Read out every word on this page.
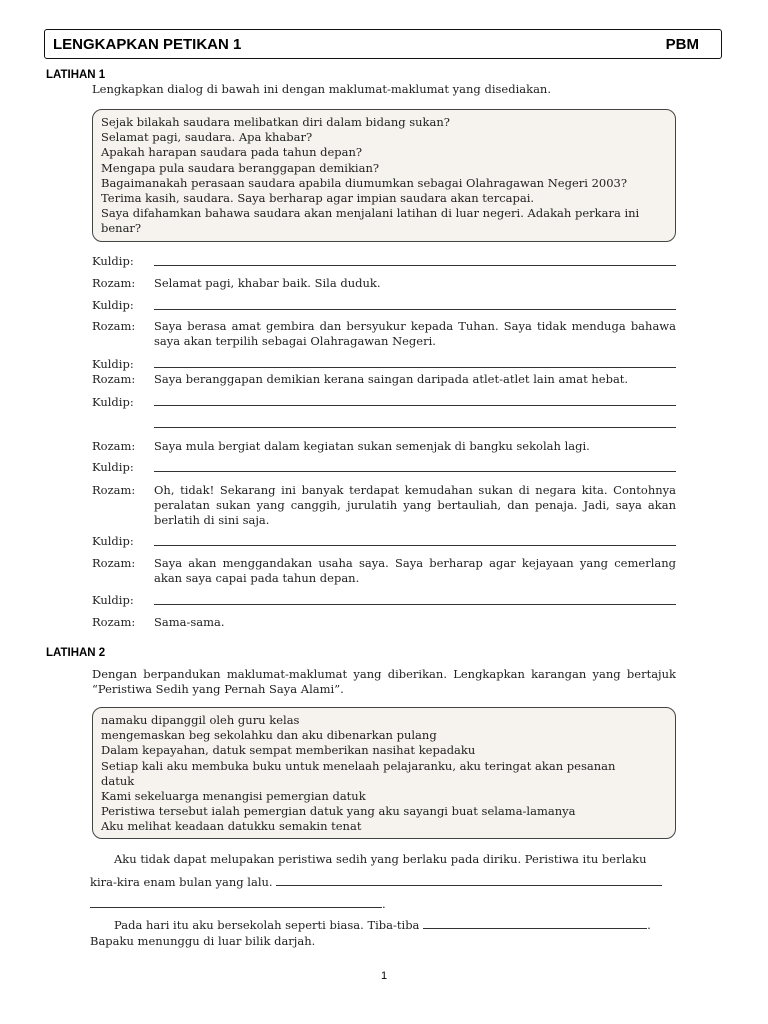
LENGKAPKAN PETIKAN 1	PBM
LATIHAN 1
Lengkapkan dialog di bawah ini dengan maklumat-maklumat yang disediakan.
Sejak bilakah saudara melibatkan diri dalam bidang sukan?
Selamat pagi, saudara. Apa khabar?
Apakah harapan saudara pada tahun depan?
Mengapa pula saudara beranggapan demikian?
Bagaimanakah perasaan saudara apabila diumumkan sebagai Olahragawan Negeri 2003?
Terima kasih, saudara. Saya berharap agar impian saudara akan tercapai.
Saya difahamkan bahawa saudara akan menjalani latihan di luar negeri. Adakah perkara ini
benar?
Kuldip:
Rozam: Selamat pagi, khabar baik. Sila duduk.
Kuldip:
Rozam: Saya berasa amat gembira dan bersyukur kepada Tuhan. Saya tidak menduga bahawa saya akan terpilih sebagai Olahragawan Negeri.
Kuldip:
Rozam: Saya beranggapan demikian kerana saingan daripada atlet-atlet lain amat hebat.
Kuldip:
Rozam: Saya mula bergiat dalam kegiatan sukan semenjak di bangku sekolah lagi.
Kuldip:
Rozam: Oh, tidak! Sekarang ini banyak terdapat kemudahan sukan di negara kita. Contohnya peralatan sukan yang canggih, jurulatih yang bertauliah, dan penaja. Jadi, saya akan berlatih di sini saja.
Kuldip:
Rozam: Saya akan menggandakan usaha saya. Saya berharap agar kejayaan yang cemerlang akan saya capai pada tahun depan.
Kuldip:
Rozam: Sama-sama.
LATIHAN 2
Dengan berpandukan maklumat-maklumat yang diberikan. Lengkapkan karangan yang bertajuk “Peristiwa Sedih yang Pernah Saya Alami”.
namaku dipanggil oleh guru kelas
mengemaskan beg sekolahku dan aku dibenarkan pulang
Dalam kepayahan, datuk sempat memberikan nasihat kepadaku
Setiap kali aku membuka buku untuk menelaah pelajaranku, aku teringat akan pesanan
datuk
Kami sekeluarga menangisi pemergian datuk
Peristiwa tersebut ialah pemergian datuk yang aku sayangi buat selama-lamanya
Aku melihat keadaan datukku semakin tenat
Aku tidak dapat melupakan peristiwa sedih yang berlaku pada diriku. Peristiwa itu berlaku
kira-kira enam bulan yang lalu.
.
Pada hari itu aku bersekolah seperti biasa. Tiba-tiba	.
Bapaku menunggu di luar bilik darjah.
1
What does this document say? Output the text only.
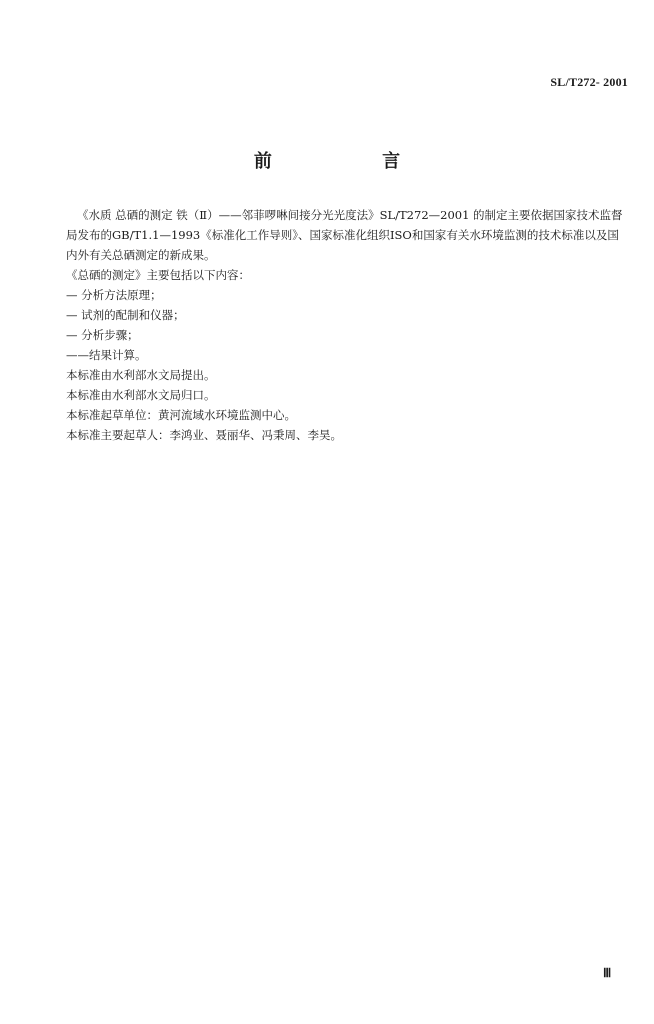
SL/T272- 2001
前 言

《水质 总硒的测定 铁（Ⅱ）——邻菲啰啉间接分光光度法》SL/T272—2001 的制定主要依据国家技术监督局发布的GB/T1.1—1993《标准化工作导则》、国家标准化组织ISO和国家有关水环境监测的技术标准以及国内外有关总硒测定的新成果。

《总硒的测定》主要包括以下内容：

— 分析方法原理；

— 试剂的配制和仪器；

— 分析步骤；

——结果计算。

本标准由水利部水文局提出。

本标准由水利部水文局归口。

本标准起草单位：黄河流域水环境监测中心。

本标准主要起草人：李鸿业、聂丽华、冯秉周、李昊。

Ⅲ
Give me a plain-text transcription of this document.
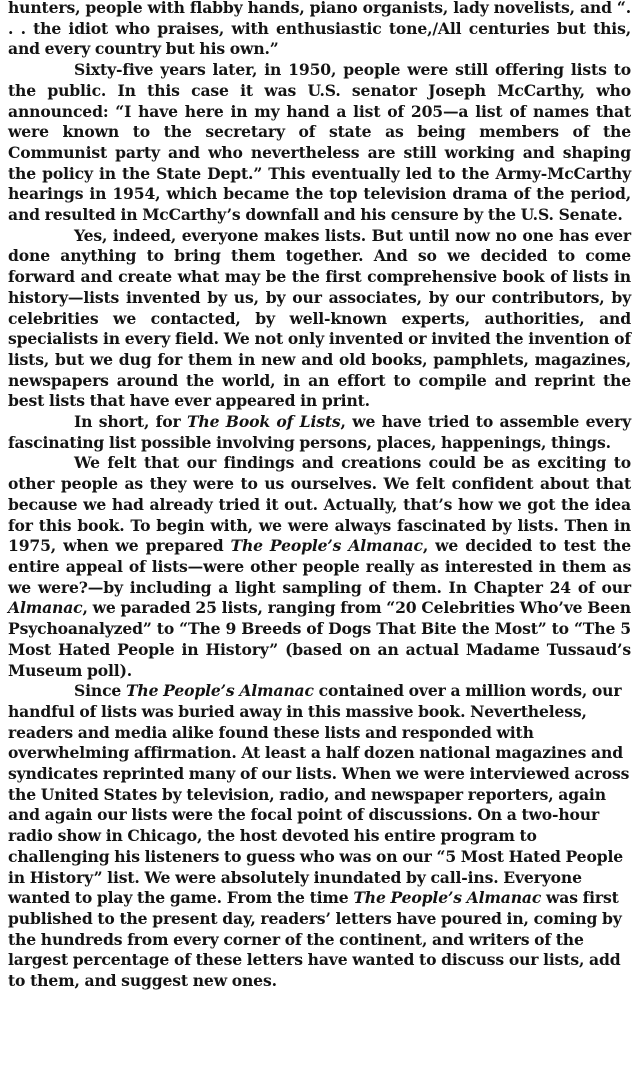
hunters, people with flabby hands, piano organists, lady novelists, and “. . . the idiot who praises, with enthusiastic tone,/All centuries but this, and every country but his own.”

Sixty-five years later, in 1950, people were still offering lists to the public. In this case it was U.S. senator Joseph McCarthy, who announced: “I have here in my hand a list of 205—a list of names that were known to the secretary of state as being members of the Communist party and who nevertheless are still working and shaping the policy in the State Dept.” This eventually led to the Army-McCarthy hearings in 1954, which became the top television drama of the period, and resulted in McCarthy’s downfall and his censure by the U.S. Senate.

Yes, indeed, everyone makes lists. But until now no one has ever done anything to bring them together. And so we decided to come forward and create what may be the first comprehensive book of lists in history—lists invented by us, by our associates, by our contributors, by celebrities we contacted, by well-known experts, authorities, and specialists in every field. We not only invented or invited the invention of lists, but we dug for them in new and old books, pamphlets, magazines, newspapers around the world, in an effort to compile and reprint the best lists that have ever appeared in print.

In short, for The Book of Lists, we have tried to assemble every fascinating list possible involving persons, places, happenings, things.

We felt that our findings and creations could be as exciting to other people as they were to us ourselves. We felt confident about that because we had already tried it out. Actually, that’s how we got the idea for this book. To begin with, we were always fascinated by lists. Then in 1975, when we prepared The People’s Almanac, we decided to test the entire appeal of lists—were other people really as interested in them as we were?—by including a light sampling of them. In Chapter 24 of our Almanac, we paraded 25 lists, ranging from “20 Celebrities Who’ve Been Psychoanalyzed” to “The 9 Breeds of Dogs That Bite the Most” to “The 5 Most Hated People in History” (based on an actual Madame Tussaud’s Museum poll).

Since The People’s Almanac contained over a million words, our handful of lists was buried away in this massive book. Nevertheless, readers and media alike found these lists and responded with overwhelming affirmation. At least a half dozen national magazines and syndicates reprinted many of our lists. When we were interviewed across the United States by television, radio, and newspaper reporters, again and again our lists were the focal point of discussions. On a two-hour radio show in Chicago, the host devoted his entire program to challenging his listeners to guess who was on our “5 Most Hated People in History” list. We were absolutely inundated by call-ins. Everyone wanted to play the game. From the time The People’s Almanac was first published to the present day, readers’ letters have poured in, coming by the hundreds from every corner of the continent, and writers of the largest percentage of these letters have wanted to discuss our lists, add to them, and suggest new ones.
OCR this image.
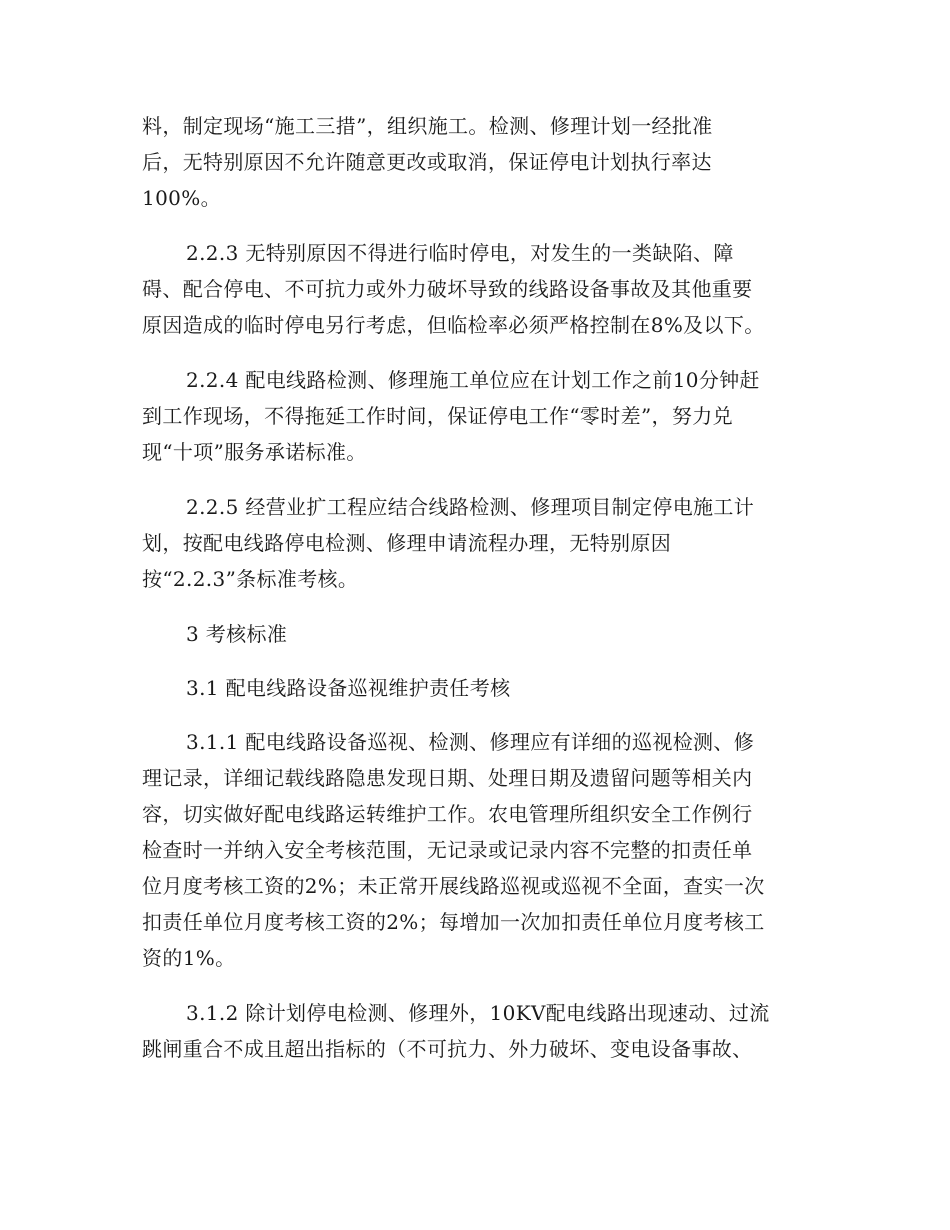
料，制定现场“施工三措”，组织施工。检测、修理计划一经批准
后，无特别原因不允许随意更改或取消，保证停电计划执行率达
100%。
2.2.3 无特别原因不得进行临时停电，对发生的一类缺陷、障
碍、配合停电、不可抗力或外力破坏导致的线路设备事故及其他重要
原因造成的临时停电另行考虑，但临检率必须严格控制在8%及以下。
2.2.4 配电线路检测、修理施工单位应在计划工作之前10分钟赶
到工作现场，不得拖延工作时间，保证停电工作“零时差”，努力兑
现“十项”服务承诺标准。
2.2.5 经营业扩工程应结合线路检测、修理项目制定停电施工计
划，按配电线路停电检测、修理申请流程办理，无特别原因
按“2.2.3”条标准考核。
3 考核标准
3.1 配电线路设备巡视维护责任考核
3.1.1 配电线路设备巡视、检测、修理应有详细的巡视检测、修
理记录，详细记载线路隐患发现日期、处理日期及遗留问题等相关内
容，切实做好配电线路运转维护工作。农电管理所组织安全工作例行
检查时一并纳入安全考核范围，无记录或记录内容不完整的扣责任单
位月度考核工资的2%；未正常开展线路巡视或巡视不全面，查实一次
扣责任单位月度考核工资的2%；每增加一次加扣责任单位月度考核工
资的1%。
3.1.2 除计划停电检测、修理外，10KV配电线路出现速动、过流
跳闸重合不成且超出指标的（不可抗力、外力破坏、变电设备事故、
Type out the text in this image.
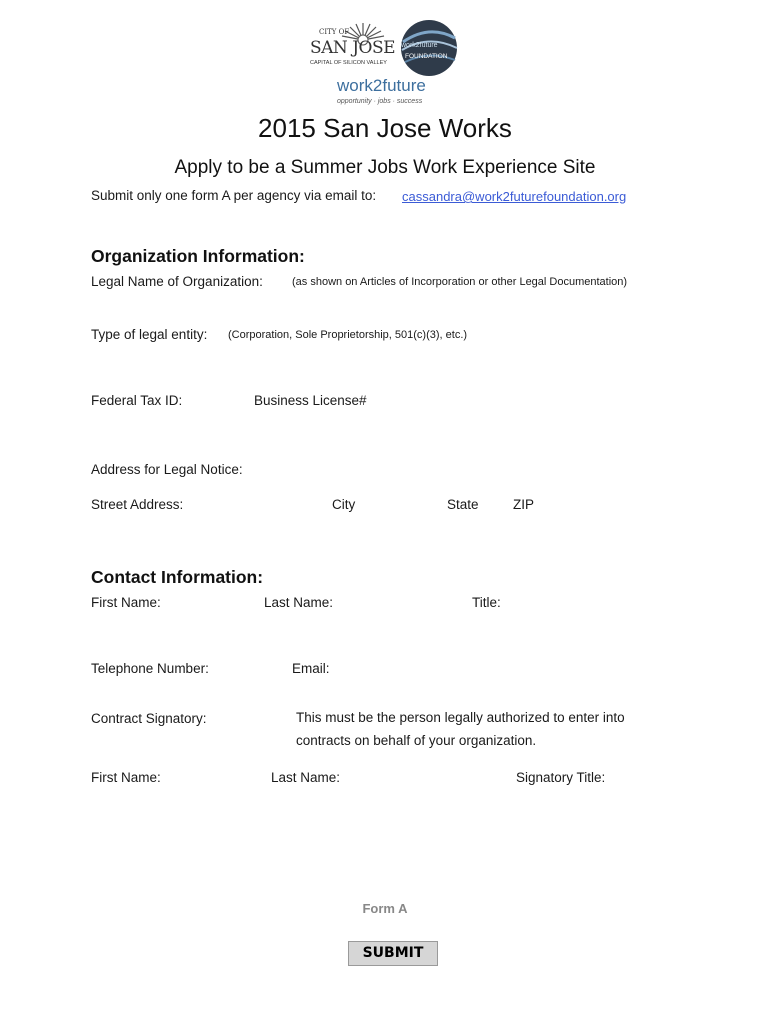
CITY OF
SAN JOSE
CAPITAL OF SILICON VALLEY
work2future
FOUNDATION
work2future
opportunity · jobs · success
2015 San Jose Works
Apply to be a Summer Jobs Work Experience Site
Submit only one form A per agency via email to: cassandra@work2futurefoundation.org
Organization Information:
Legal Name of Organization:	(as shown on Articles of Incorporation or other Legal Documentation)
Type of legal entity: (Corporation, Sole Proprietorship, 501(c)(3), etc.)
Federal Tax ID:	Business License#
Address for Legal Notice:
Street Address:	City	State	ZIP
Contact Information:
First Name:	Last Name:	Title:
Telephone Number:	Email:
Contract Signatory:	This must be the person legally authorized to enter into
contracts on behalf of your organization.
First Name:	Last Name:	Signatory Title:
Form A
SUBMIT
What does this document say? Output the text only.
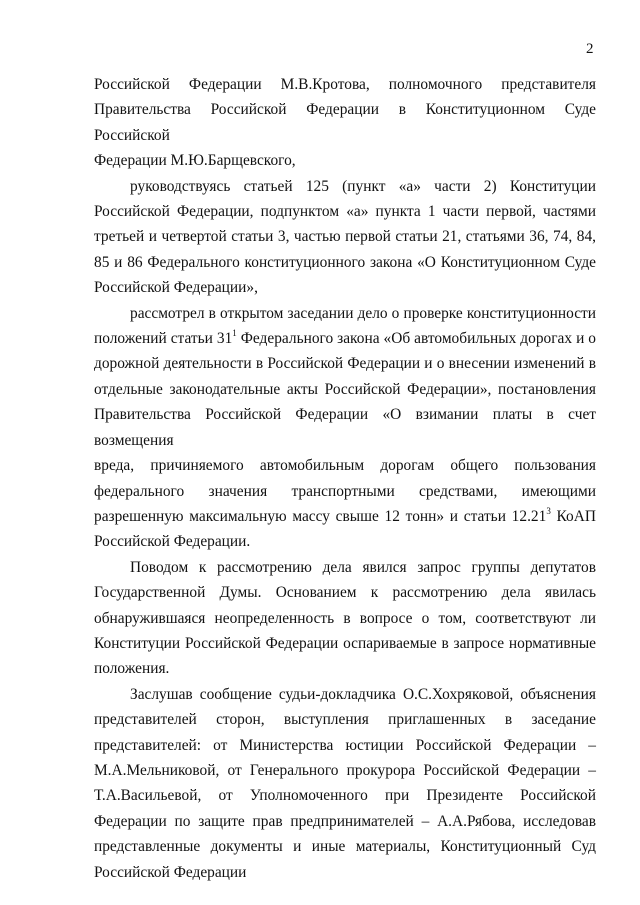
2
Российской Федерации М.В.Кротова, полномочного представителя
Правительства Российской Федерации в Конституционном Суде Российской
Федерации М.Ю.Барщевского,
руководствуясь статьей 125 (пункт «а» части 2) Конституции
Российской Федерации, подпунктом «а» пункта 1 части первой, частями
третьей и четвертой статьи 3, частью первой статьи 21, статьями 36, 74, 84,
85 и 86 Федерального конституционного закона «О Конституционном Суде
Российской Федерации»,
рассмотрел в открытом заседании дело о проверке конституционности
положений статьи $31^1$ Федерального закона «Об автомобильных дорогах и о
дорожной деятельности в Российской Федерации и о внесении изменений в
отдельные законодательные акты Российской Федерации», постановления
Правительства Российской Федерации «О взимании платы в счет возмещения
вреда, причиняемого автомобильным дорогам общего пользования
федерального значения транспортными средствами, имеющими
разрешенную максимальную массу свыше 12 тонн» и статьи 12.21$^3$ КоАП
Российской Федерации.
Поводом к рассмотрению дела явился запрос группы депутатов
Государственной Думы. Основанием к рассмотрению дела явилась
обнаружившаяся неопределенность в вопросе о том, соответствуют ли
Конституции Российской Федерации оспариваемые в запросе нормативные
положения.
Заслушав сообщение судьи-докладчика О.С.Хохряковой, объяснения
представителей сторон, выступления приглашенных в заседание
представителей: от Министерства юстиции Российской Федерации –
М.А.Мельниковой, от Генерального прокурора Российской Федерации –
Т.А.Васильевой, от Уполномоченного при Президенте Российской
Федерации по защите прав предпринимателей – А.А.Рябова, исследовав
представленные документы и иные материалы, Конституционный Суд
Российской Федерации
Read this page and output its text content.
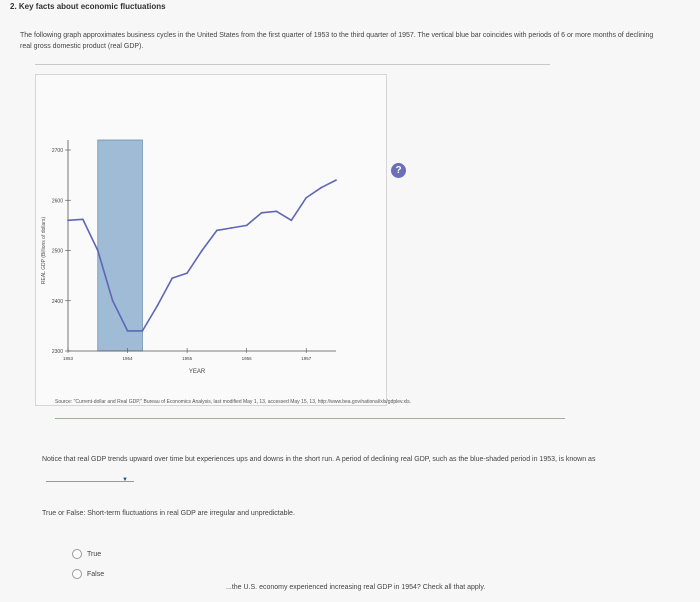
2. Key facts about economic fluctuations
The following graph approximates business cycles in the United States from the first quarter of 1953 to the third quarter of 1957. The vertical blue bar coincides with periods of 6 or more months of declining real gross domestic product (real GDP).
?
2300
2400
2500
2600
2700
1953	1954	1955	1956	1957
YEAR
REAL GDP (Billions of dollars)
Source: "Current-dollar and Real GDP," Bureau of Economics Analysis, last modified May 1, 13, accessed May 15, 13, http://www.bea.gov/national/xls/gdplev.xls.
Notice that real GDP trends upward over time but experiences ups and downs in the short run. A period of declining real GDP, such as the blue-shaded period in 1953, is known as
▼
True or False: Short-term fluctuations in real GDP are irregular and unpredictable.
True
False
...the U.S. economy experienced increasing real GDP in 1954? Check all that apply.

> _WHAT YOU WILL DO_
Of the lines above, how many include the word "Peristiwa"? Reply with the number alone.

> _RESULT OF THE TASK_
3